Write out the full set of records below exactly.
****
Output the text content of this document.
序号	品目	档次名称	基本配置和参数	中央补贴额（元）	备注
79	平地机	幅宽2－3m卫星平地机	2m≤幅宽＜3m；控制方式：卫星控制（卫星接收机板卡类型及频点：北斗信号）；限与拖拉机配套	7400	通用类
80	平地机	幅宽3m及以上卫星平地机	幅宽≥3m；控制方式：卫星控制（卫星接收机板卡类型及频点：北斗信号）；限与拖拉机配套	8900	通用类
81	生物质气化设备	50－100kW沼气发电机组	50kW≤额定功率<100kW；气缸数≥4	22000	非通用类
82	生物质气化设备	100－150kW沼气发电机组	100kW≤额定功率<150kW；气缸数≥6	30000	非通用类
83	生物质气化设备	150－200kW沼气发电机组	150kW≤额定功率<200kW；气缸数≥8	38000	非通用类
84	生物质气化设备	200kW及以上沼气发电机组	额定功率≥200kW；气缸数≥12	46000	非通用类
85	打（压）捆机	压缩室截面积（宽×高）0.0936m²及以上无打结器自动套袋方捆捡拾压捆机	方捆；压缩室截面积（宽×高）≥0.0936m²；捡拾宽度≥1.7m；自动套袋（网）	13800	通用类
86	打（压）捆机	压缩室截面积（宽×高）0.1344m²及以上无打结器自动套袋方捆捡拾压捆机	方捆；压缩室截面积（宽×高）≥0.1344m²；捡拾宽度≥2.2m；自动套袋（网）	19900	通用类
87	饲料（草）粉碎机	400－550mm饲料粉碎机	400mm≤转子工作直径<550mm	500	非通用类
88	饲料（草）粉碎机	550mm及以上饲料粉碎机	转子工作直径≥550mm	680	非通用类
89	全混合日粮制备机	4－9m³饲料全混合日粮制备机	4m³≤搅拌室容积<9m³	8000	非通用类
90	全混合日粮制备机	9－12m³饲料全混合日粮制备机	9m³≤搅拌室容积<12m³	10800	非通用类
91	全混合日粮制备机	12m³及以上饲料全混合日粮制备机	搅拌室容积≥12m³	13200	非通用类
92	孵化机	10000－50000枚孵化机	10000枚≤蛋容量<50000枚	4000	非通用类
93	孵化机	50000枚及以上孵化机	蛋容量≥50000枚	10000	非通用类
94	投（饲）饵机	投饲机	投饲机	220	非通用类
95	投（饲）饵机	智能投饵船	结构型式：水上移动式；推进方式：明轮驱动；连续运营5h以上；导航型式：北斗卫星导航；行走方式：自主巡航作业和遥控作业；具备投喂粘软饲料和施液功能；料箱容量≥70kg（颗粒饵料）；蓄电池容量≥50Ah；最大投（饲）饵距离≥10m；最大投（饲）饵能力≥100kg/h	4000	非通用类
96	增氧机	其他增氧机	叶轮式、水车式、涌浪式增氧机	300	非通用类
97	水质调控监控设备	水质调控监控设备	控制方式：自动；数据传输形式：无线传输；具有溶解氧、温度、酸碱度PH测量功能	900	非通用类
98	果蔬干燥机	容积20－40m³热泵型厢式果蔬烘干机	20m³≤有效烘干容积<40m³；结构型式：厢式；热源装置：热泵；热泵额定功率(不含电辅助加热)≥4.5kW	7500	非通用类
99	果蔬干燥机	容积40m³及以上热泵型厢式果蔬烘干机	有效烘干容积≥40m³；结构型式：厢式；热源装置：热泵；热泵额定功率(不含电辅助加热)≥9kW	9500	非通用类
****
RESPONSE BELOW
Output the text content of this document.
序号	品目	档次名称	基本配置和参数	中央补贴额（元）	备注
79	平地机	幅宽2－3m卫星平地机	2m≤幅宽＜3m；控制方式：卫星控制（卫星接收机板卡类型及频点：北斗信号）；限与拖拉机配套	7400	通用类
80	平地机	幅宽3m及以上卫星平地机	幅宽≥3m；控制方式：卫星控制（卫星接收机板卡类型及频点：北斗信号）；限与拖拉机配套	8900	通用类
81	生物质气化设备	50－100kW沼气发电机组	50kW≤额定功率<100kW；气缸数≥4	22000	非通用类
82	生物质气化设备	100－150kW沼气发电机组	100kW≤额定功率<150kW；气缸数≥6	30000	非通用类
83	生物质气化设备	150－200kW沼气发电机组	150kW≤额定功率<200kW；气缸数≥8	38000	非通用类
84	生物质气化设备	200kW及以上沼气发电机组	额定功率≥200kW；气缸数≥12	46000	非通用类
85	打（压）捆机	压缩室截面积（宽×高）0.0936m²及以上无打结器自动套袋方捆捡拾压捆机	方捆；压缩室截面积（宽×高）≥0.0936m²；捡拾宽度≥1.7m；自动套袋（网）	13800	通用类
86	打（压）捆机	压缩室截面积（宽×高）0.1344m²及以上无打结器自动套袋方捆捡拾压捆机	方捆；压缩室截面积（宽×高）≥0.1344m²；捡拾宽度≥2.2m；自动套袋（网）	19900	通用类
87	饲料（草）粉碎机	400－550mm饲料粉碎机	400mm≤转子工作直径<550mm	500	非通用类
88	饲料（草）粉碎机	550mm及以上饲料粉碎机	转子工作直径≥550mm	680	非通用类
89	全混合日粮制备机	4－9m³饲料全混合日粮制备机	4m³≤搅拌室容积<9m³	8000	非通用类
90	全混合日粮制备机	9－12m³饲料全混合日粮制备机	9m³≤搅拌室容积<12m³	10800	非通用类
91	全混合日粮制备机	12m³及以上饲料全混合日粮制备机	搅拌室容积≥12m³	13200	非通用类
92	孵化机	10000－50000枚孵化机	10000枚≤蛋容量<50000枚	4000	非通用类
93	孵化机	50000枚及以上孵化机	蛋容量≥50000枚	10000	非通用类
94	投（饲）饵机	投饲机	投饲机	220	非通用类
95	投（饲）饵机	智能投饵船	结构型式：水上移动式；推进方式：明轮驱动；连续运营5h以上；导航型式：北斗卫星导航；行走方式：自主巡航作业和遥控作业；具备投喂粘软饲料和施液功能；料箱容量≥70kg（颗粒饵料）；蓄电池容量≥50Ah；最大投（饲）饵距离≥10m；最大投（饲）饵能力≥100kg/h	4000	非通用类
96	增氧机	其他增氧机	叶轮式、水车式、涌浪式增氧机	300	非通用类
97	水质调控监控设备	水质调控监控设备	控制方式：自动；数据传输形式：无线传输；具有溶解氧、温度、酸碱度PH测量功能	900	非通用类
98	果蔬干燥机	容积20－40m³热泵型厢式果蔬烘干机	20m³≤有效烘干容积<40m³；结构型式：厢式；热源装置：热泵；热泵额定功率(不含电辅助加热)≥4.5kW	7500	非通用类
99	果蔬干燥机	容积40m³及以上热泵型厢式果蔬烘干机	有效烘干容积≥40m³；结构型式：厢式；热源装置：热泵；热泵额定功率(不含电辅助加热)≥9kW	9500	非通用类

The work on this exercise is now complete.